*** EXTRAIT ***
Mois : juin 2013

Daft Punk – Random Access Memories

 

Random Access Memories

 

J’en vois déjà certain sourire en voyant cette chronique arriver : pour la n^ième fois quelqu’un va parler de Random Access Memories, 4ième Lp des Daft Punk. Oui certains n’ont pas aimé (c’est leur choix) tandis que d’autres en sont tombés sous le charmes dès les premières minutes. Chacun ses gouts l’amis, tout le monde doit s’adapter un jour ou l’autre, les deux robots nous ont habitué à changer de veste a tout de bras. A commencer d’abord par Homework en 1997, première sortie majeure doublé d’une réussite fantastiquement jouissive. Mélange subtil et typique de la House de Chicago et de la Techno plus agressive de Detroit, l’album a marqué les esprits et continue encore de faire son effet à l’heure actuelle. Discovery en 2001 viendra  scinder la masse de fans en quelque sorte : album réussis, les « Samplages-Disco » en masse ont tapé dans les oreilles d’une partie des habitués. Cela n’empêchera pas pour autant de voir de nombreux morceaux figurer dans les set Dj actuels (One More Time et Digital Love en première place). Human After All (comique ces deux robots) arrive en 2005 à coup d’Electro-clash, perturbant d’un côté les adeptes « Discoveryen » et mettant mal à l’aise une partie des « Homeworkien ». Ce 3ième Lp est pourtant réussis dans la forme, certes Robot Rock ne comporte que très peu de différences avec le titre original (ici) mais la tournée en 2007 (Alive) viendra fermer les clapets de pas mal de détracteurs. Puis le Stand-By. Parce que non, la bande son de Tron est bonne mais ne peut qu’être savouré qu’en regardant le film éponyme. Au-delà de cette tendance qu’on certaines personnes à leur vouer un culte, je restais sur mes gardes : la venue de teasers réveillait en moi l’idée d’un successeur d’Homework (le meilleur je vous le dit, ceux qui pensent le contraire peuvent déjà quitter cette page). Mais non, Get Lucky est venu briser un rêve de gosse en quelques secondes. Sous le choc mais curieux de découvrir cette nouvelle facette des Parisiens (ils l’ont dit en interview, ils ne sont pas Versaillais) je me regardais les vidéos des collaborateurs (Paul Williams, Nile Rodgers etc…) et commençait à voir venir plusieurs indices.

1)      Ce sera de la Funk.

2)      Ca sonnera bien au soleil (côte Californienne oblige).

3)       L’album sera diversifiés (nombreux collaborateurs)

4)      Ca surfera sur l’esprit de Discovery (pensez aux vocodeurs)
*** LIGNES BRUTES ***
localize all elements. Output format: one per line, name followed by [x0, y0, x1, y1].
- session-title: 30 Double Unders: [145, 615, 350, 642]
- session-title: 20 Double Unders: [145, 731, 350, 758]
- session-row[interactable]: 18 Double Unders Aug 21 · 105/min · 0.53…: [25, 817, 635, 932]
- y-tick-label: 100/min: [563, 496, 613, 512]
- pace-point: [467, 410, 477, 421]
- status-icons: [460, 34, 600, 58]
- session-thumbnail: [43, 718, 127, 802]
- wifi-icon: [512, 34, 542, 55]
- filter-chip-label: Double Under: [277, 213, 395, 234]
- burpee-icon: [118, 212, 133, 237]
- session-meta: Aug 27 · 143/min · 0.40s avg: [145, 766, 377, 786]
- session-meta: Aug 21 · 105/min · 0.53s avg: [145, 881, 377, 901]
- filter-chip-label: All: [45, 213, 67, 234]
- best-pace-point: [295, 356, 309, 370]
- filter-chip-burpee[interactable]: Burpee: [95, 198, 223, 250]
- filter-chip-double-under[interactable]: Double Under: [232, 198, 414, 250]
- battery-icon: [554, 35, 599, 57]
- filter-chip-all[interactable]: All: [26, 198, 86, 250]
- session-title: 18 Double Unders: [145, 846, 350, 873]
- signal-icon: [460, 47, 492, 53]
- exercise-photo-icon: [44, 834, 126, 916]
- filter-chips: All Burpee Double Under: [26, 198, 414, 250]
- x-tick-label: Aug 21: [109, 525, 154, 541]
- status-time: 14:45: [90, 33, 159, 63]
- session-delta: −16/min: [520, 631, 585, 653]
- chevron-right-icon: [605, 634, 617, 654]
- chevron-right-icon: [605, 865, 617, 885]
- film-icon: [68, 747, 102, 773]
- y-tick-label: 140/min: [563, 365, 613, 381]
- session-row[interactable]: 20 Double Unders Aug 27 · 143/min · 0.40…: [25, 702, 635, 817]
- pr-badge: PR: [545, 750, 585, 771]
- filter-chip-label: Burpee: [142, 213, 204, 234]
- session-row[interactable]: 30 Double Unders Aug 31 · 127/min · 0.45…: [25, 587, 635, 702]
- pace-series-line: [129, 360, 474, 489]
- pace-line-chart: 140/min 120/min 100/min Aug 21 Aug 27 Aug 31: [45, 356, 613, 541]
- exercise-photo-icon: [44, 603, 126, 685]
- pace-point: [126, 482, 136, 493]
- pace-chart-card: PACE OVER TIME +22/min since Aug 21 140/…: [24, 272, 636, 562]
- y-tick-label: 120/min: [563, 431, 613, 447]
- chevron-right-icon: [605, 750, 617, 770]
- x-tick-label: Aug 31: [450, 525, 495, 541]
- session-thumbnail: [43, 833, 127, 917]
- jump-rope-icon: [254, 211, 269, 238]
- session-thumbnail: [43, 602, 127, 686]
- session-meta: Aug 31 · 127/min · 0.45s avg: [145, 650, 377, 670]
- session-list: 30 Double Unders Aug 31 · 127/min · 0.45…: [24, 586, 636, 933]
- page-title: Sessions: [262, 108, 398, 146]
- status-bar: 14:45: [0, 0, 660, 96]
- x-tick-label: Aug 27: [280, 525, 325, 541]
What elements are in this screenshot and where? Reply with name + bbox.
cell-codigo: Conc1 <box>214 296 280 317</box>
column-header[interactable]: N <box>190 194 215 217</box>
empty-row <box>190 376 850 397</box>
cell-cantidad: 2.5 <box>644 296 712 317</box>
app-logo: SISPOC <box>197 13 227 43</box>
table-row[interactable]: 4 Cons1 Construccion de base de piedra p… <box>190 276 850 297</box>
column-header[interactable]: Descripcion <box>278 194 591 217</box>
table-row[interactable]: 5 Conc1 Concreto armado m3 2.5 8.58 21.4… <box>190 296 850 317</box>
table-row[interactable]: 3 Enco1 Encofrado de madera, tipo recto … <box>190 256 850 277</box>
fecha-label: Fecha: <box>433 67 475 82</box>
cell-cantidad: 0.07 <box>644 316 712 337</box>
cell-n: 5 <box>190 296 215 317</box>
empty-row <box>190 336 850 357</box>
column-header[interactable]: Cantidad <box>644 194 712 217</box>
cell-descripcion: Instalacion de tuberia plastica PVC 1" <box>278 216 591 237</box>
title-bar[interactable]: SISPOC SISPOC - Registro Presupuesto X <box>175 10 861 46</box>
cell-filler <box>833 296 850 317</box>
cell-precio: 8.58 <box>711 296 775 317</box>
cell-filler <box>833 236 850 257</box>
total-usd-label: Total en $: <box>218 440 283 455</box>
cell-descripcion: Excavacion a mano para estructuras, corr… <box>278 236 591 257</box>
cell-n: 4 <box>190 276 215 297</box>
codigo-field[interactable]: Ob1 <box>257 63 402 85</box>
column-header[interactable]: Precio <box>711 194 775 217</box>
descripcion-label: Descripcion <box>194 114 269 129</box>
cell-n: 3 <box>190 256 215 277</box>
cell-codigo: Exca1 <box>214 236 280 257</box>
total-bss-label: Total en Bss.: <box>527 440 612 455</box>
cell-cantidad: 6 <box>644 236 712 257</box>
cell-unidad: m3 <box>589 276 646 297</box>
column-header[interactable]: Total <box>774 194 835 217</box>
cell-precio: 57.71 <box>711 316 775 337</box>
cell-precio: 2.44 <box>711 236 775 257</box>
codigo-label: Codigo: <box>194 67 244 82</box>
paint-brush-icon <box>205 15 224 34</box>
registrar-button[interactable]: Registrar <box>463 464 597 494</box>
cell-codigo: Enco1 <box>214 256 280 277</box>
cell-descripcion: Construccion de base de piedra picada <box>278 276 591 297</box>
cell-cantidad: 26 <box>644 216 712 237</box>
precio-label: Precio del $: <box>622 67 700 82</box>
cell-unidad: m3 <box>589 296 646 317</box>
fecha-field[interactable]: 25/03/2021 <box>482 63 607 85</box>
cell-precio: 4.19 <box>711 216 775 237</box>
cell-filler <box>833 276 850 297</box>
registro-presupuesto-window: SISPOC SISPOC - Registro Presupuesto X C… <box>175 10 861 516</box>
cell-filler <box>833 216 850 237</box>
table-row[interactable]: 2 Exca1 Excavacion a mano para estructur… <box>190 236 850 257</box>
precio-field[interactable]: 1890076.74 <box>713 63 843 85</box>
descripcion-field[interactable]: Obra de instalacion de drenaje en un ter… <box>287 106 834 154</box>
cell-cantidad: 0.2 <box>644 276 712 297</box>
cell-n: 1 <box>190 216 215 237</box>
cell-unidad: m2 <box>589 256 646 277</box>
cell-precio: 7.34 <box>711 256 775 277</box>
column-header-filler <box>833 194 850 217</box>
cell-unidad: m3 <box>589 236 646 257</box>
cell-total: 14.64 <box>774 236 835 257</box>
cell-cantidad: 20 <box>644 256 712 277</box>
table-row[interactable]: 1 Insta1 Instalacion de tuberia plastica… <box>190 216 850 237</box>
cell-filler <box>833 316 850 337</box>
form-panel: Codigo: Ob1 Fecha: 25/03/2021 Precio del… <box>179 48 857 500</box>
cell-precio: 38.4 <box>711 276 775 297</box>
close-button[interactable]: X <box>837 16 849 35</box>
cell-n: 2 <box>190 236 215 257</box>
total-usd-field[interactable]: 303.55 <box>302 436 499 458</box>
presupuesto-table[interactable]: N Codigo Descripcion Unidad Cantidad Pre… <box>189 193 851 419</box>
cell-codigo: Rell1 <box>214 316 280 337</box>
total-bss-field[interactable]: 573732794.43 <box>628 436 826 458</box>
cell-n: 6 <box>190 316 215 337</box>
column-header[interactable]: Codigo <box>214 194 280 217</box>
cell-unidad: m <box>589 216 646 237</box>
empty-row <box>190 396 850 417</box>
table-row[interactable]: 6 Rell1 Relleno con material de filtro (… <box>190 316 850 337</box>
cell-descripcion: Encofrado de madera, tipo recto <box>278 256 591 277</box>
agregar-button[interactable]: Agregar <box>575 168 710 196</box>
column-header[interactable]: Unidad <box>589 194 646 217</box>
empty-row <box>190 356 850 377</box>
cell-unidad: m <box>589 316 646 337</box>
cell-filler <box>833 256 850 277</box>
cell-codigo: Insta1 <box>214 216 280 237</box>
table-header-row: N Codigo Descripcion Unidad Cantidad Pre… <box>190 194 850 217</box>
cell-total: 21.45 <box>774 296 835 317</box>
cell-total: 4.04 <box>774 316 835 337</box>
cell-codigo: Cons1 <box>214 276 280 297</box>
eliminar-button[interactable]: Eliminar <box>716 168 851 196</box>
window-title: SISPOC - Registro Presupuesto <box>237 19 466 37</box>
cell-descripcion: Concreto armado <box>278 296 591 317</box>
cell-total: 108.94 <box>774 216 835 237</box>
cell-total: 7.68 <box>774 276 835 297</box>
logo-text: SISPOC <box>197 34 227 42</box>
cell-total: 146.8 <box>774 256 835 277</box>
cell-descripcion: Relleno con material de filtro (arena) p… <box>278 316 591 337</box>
***
-- CONSIGNE --
Rédigez la suite de la chronique sur l'album Random Access Memories, en reprenant après son dernier point numéroté.

-- RÉPONSE ATTENDUE --
 

Par la première écoute du Lp j’en déduirai la validité des premières, deuxièmes et troisièmes prévisions. Toutefois la quatrième ne sera qu’à demie respectée (vous allez savoir pourquoi).

 

Give Life Back To Music nous met donc dans l’ambiance dès les premières notes : batterie furieuse, petit riffs de guitare typique de Rodgers, les premières secondes rassurent d’emblée l’esprit du fan. Sur un rythme bien funky viennent se poser les vocodeurs des robots. Toutefois (et c’est pour cela que je ne pense pas que Discovery ait eu tant d’influence dans la composition de ce 4ième album) les Daft Punk ont eu la savante idée de ne pas aller trop loin dans cette idée, ici les voies restent discrètes et ne visent pas la surenchère. Titre remplie d’une multitude de détail, l’auditeur se laisse transporter dans une bulle sonore. Une introduction parfaitement orchestrée au final.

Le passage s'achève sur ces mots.